(Stored data entries)
--- --- ---

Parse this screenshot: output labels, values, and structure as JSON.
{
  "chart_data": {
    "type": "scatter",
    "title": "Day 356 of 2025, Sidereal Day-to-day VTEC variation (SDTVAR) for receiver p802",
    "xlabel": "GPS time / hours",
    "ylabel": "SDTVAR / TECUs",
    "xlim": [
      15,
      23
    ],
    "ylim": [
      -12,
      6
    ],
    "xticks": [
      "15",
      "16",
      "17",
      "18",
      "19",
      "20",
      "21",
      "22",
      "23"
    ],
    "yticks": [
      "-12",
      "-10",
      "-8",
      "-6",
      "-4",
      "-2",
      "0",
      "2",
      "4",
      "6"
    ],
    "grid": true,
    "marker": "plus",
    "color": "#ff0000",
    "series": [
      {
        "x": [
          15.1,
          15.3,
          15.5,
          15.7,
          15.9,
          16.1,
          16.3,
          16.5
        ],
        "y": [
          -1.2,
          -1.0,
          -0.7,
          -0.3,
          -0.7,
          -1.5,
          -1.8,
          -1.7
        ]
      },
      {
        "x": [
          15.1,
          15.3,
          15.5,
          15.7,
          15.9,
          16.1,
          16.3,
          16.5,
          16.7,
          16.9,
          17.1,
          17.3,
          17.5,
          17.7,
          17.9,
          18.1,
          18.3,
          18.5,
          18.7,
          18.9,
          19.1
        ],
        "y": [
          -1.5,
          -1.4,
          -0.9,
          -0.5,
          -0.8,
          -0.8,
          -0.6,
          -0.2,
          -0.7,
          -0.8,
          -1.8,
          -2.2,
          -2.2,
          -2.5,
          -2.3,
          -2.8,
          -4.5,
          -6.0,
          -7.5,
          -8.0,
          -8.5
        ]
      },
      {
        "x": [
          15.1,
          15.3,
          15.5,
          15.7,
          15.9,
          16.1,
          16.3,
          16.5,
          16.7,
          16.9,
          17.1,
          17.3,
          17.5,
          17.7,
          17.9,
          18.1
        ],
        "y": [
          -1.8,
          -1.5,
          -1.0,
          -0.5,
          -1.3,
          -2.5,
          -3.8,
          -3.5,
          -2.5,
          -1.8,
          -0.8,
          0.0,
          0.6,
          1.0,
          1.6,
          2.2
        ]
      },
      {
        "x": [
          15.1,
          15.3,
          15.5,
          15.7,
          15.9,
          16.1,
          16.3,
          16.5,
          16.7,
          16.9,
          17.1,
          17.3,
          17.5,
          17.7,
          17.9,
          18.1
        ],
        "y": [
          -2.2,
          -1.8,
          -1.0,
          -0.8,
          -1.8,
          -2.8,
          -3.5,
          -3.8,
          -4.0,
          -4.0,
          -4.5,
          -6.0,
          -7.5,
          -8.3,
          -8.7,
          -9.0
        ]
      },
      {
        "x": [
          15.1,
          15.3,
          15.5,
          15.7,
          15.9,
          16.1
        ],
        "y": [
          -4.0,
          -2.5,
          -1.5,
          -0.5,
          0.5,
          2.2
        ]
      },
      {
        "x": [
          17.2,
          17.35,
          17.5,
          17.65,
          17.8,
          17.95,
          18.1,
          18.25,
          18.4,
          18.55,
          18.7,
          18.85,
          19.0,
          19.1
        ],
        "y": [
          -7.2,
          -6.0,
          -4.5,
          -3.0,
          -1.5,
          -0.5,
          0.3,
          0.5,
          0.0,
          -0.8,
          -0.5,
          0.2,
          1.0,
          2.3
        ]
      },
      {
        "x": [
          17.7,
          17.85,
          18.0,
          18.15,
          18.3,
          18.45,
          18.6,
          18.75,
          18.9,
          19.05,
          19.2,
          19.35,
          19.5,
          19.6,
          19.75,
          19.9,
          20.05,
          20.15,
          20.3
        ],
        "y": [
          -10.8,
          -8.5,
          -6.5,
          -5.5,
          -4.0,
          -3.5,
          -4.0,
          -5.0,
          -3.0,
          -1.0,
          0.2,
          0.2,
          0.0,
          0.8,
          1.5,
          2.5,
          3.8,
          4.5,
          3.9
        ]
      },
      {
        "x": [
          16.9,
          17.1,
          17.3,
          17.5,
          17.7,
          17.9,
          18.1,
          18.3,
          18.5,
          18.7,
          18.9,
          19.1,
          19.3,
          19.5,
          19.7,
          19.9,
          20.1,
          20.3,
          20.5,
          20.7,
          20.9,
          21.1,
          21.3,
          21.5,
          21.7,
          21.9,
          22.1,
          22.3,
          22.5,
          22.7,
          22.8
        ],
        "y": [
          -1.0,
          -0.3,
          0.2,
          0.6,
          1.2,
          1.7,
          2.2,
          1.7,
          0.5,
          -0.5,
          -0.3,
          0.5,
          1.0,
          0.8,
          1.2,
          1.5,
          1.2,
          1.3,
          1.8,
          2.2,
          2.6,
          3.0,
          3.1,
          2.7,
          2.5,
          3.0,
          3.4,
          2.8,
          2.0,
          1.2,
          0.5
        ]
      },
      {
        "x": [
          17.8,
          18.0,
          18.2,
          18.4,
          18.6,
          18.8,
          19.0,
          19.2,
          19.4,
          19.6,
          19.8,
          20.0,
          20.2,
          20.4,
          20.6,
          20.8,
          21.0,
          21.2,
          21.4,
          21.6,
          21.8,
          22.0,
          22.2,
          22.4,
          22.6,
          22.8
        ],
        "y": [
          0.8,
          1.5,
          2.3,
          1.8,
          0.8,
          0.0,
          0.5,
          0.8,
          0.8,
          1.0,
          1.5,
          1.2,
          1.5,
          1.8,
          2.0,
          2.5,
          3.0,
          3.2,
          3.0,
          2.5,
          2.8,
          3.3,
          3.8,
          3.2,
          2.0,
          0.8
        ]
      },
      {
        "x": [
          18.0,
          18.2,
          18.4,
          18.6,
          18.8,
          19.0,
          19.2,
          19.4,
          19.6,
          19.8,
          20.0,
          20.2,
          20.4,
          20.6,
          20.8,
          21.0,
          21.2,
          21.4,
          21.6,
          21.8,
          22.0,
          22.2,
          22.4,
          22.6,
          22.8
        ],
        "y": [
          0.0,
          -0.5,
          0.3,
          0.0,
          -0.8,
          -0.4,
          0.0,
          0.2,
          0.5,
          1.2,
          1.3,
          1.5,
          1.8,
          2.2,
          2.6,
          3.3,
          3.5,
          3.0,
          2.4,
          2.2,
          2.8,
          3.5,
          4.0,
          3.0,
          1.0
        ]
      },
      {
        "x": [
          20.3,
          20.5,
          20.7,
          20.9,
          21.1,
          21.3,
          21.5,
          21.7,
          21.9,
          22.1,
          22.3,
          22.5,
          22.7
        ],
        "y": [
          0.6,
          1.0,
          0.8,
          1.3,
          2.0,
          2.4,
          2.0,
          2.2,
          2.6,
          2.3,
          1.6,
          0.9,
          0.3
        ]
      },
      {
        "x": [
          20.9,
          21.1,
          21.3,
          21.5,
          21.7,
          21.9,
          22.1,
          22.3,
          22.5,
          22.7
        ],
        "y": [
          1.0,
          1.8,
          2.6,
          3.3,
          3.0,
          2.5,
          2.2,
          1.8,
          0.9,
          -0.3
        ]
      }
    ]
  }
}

--- --- ---

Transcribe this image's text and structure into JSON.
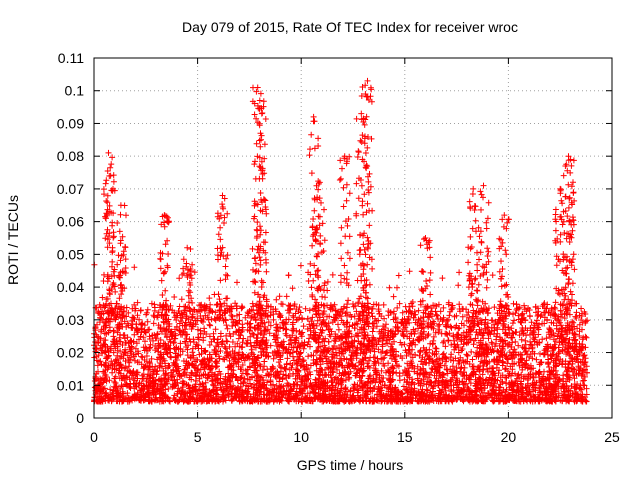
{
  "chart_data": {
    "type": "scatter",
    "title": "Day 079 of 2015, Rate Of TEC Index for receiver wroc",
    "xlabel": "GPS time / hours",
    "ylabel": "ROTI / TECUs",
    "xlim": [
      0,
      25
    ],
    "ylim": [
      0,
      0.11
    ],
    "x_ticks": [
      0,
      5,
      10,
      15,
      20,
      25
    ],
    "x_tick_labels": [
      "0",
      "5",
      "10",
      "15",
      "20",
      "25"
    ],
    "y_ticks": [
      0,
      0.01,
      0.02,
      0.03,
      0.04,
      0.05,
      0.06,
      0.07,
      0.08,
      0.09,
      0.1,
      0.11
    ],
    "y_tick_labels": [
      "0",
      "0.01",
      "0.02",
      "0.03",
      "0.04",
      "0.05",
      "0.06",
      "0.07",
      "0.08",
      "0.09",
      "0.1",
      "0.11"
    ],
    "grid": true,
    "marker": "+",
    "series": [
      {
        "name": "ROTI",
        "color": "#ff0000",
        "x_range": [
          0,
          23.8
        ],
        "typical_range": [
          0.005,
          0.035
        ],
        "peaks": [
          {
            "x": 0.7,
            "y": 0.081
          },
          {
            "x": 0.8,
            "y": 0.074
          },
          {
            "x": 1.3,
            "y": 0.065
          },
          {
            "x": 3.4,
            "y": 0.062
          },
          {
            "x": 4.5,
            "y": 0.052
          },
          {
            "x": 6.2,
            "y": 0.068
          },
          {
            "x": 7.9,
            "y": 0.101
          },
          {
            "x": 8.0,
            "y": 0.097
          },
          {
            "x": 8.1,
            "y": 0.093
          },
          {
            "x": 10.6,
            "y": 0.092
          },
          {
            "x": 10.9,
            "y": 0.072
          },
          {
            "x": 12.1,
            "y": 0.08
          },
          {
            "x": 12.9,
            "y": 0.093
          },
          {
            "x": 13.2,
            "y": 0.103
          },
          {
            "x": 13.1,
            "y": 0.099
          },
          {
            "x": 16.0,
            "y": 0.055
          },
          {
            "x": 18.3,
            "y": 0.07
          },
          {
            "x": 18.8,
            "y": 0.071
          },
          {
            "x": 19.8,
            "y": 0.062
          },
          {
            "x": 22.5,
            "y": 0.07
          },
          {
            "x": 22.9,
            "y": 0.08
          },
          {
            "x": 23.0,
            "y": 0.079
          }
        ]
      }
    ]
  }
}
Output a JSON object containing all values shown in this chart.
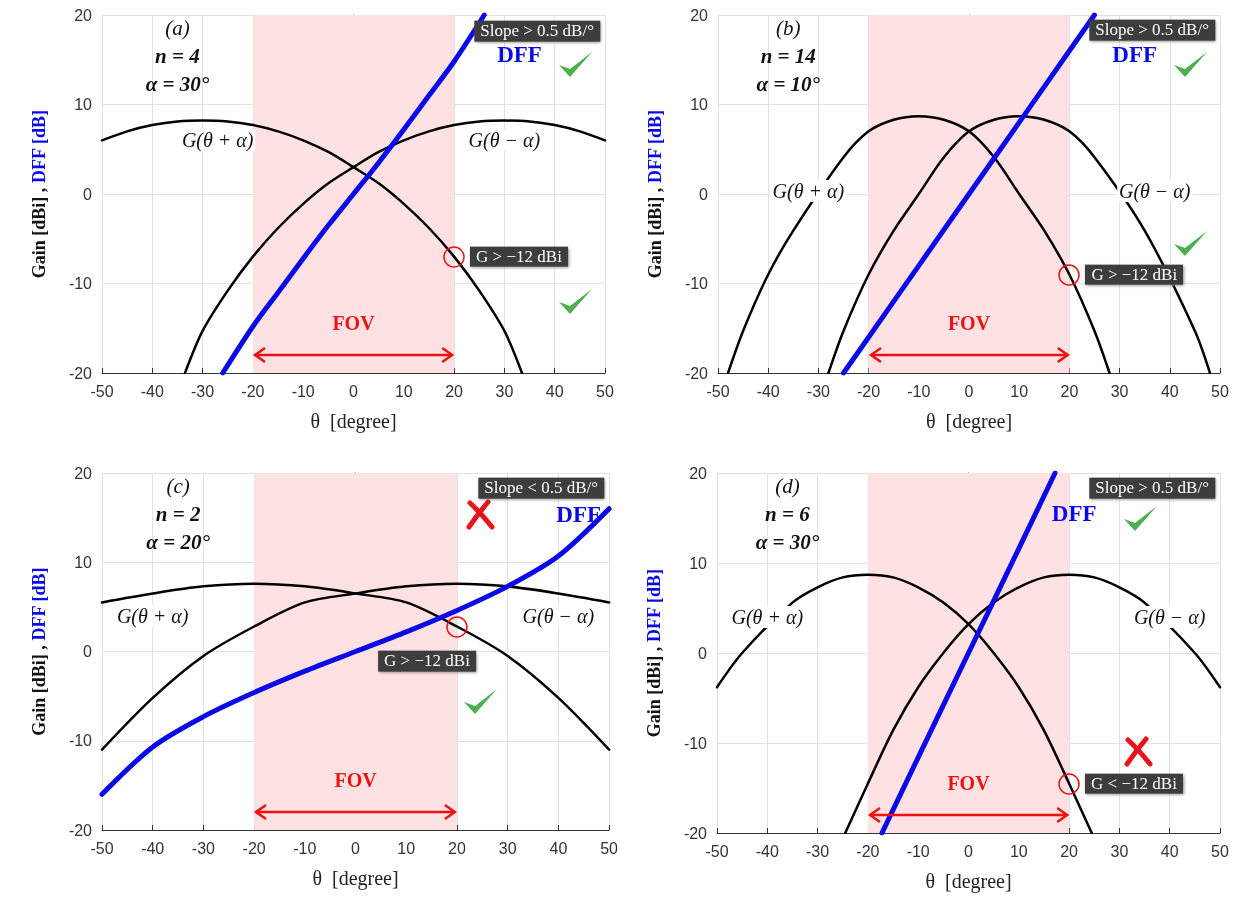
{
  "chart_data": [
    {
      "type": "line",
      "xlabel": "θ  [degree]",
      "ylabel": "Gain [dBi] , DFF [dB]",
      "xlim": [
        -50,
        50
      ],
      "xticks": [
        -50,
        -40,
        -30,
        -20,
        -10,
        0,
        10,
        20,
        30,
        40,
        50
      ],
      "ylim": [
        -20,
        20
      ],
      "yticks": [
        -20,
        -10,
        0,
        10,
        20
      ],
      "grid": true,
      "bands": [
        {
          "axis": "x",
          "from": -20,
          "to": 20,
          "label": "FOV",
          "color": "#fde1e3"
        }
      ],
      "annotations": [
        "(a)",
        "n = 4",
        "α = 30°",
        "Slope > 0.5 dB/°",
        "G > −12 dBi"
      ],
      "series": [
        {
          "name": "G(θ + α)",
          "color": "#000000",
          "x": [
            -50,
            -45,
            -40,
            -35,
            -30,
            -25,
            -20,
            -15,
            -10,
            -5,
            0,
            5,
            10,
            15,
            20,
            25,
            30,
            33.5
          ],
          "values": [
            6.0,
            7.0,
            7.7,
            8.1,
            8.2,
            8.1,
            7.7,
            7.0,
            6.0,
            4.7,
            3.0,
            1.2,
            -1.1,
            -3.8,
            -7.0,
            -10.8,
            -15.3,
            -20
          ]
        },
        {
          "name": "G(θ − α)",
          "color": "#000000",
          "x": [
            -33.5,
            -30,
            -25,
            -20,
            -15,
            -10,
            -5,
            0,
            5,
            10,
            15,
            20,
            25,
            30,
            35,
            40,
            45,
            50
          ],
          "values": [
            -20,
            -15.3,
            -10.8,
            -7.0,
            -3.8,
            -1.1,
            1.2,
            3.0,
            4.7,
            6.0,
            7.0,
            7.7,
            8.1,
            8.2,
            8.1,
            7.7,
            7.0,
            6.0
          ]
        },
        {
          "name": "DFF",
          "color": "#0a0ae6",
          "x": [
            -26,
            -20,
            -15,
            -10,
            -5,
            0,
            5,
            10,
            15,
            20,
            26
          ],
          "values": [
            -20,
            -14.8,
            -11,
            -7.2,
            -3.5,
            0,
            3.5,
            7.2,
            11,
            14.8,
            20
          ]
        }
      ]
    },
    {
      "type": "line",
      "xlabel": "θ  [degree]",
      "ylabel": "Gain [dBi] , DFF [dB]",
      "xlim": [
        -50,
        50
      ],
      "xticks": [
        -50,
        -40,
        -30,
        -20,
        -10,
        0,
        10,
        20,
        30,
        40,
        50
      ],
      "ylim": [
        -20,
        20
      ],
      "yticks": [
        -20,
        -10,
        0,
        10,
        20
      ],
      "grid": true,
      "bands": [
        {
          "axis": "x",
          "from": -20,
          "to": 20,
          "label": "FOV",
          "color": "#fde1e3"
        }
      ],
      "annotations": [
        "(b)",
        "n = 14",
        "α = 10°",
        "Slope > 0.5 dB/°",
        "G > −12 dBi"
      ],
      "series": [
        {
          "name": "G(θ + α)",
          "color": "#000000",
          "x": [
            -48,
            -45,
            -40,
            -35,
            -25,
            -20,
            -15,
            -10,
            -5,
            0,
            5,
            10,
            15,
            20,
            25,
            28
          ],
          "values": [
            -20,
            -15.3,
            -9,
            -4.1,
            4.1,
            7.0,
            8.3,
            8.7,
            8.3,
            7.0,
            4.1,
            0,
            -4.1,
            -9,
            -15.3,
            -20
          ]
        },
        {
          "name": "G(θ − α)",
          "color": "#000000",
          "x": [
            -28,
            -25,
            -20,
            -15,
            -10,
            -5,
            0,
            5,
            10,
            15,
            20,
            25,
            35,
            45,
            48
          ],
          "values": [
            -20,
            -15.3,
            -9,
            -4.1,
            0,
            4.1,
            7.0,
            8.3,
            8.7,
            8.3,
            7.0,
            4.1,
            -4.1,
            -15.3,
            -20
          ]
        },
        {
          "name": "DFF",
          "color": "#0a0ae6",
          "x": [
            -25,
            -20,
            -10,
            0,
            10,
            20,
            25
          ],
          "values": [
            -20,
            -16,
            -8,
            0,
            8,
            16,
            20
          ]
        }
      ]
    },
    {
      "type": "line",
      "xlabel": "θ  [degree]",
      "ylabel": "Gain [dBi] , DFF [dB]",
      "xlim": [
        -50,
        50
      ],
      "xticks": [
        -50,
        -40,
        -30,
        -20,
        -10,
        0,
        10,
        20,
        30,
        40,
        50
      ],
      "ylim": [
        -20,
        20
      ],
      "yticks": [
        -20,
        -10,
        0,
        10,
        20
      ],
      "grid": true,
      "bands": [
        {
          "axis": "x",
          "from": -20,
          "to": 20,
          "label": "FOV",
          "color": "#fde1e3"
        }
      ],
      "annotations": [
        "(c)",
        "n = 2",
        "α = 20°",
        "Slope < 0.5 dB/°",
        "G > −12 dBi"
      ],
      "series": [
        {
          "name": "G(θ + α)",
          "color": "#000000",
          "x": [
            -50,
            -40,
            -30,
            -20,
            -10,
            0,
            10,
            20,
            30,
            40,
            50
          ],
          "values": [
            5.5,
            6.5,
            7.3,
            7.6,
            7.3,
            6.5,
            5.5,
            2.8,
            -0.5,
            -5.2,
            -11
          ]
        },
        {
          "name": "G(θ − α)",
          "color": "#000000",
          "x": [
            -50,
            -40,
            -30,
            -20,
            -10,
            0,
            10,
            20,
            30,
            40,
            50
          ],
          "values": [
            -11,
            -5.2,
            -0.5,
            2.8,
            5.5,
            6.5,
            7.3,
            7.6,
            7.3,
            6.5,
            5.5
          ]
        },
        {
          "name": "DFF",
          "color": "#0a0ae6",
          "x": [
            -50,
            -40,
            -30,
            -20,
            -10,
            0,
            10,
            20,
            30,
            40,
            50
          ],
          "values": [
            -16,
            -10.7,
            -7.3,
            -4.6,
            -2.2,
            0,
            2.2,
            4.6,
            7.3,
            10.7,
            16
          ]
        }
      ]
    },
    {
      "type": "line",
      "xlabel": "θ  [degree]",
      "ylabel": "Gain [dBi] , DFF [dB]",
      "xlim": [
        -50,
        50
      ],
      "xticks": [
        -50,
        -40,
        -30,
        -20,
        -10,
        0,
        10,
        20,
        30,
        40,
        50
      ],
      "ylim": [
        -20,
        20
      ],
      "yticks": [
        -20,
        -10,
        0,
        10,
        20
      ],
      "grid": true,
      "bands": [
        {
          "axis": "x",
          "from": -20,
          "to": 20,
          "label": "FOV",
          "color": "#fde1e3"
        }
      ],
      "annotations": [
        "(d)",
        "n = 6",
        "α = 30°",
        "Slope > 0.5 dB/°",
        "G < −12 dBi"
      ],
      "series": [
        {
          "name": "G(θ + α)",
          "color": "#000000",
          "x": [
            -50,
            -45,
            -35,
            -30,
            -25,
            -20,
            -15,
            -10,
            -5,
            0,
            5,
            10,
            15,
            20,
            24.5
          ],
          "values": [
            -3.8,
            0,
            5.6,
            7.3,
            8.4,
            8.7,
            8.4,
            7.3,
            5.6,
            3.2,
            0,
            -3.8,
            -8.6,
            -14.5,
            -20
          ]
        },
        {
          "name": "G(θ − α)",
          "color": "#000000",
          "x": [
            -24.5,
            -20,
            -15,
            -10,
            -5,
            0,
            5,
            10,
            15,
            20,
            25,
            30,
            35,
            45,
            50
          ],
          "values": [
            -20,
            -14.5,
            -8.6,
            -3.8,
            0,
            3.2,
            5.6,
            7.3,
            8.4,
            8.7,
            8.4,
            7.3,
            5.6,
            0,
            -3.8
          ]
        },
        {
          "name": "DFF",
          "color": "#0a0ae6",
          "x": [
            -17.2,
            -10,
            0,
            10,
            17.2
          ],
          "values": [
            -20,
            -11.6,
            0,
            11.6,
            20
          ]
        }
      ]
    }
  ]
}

--- --- ---

* **Task details**
Find and count the lines of the data that include the string "JSON", and report that figure by itself.

* **Worked solution**
3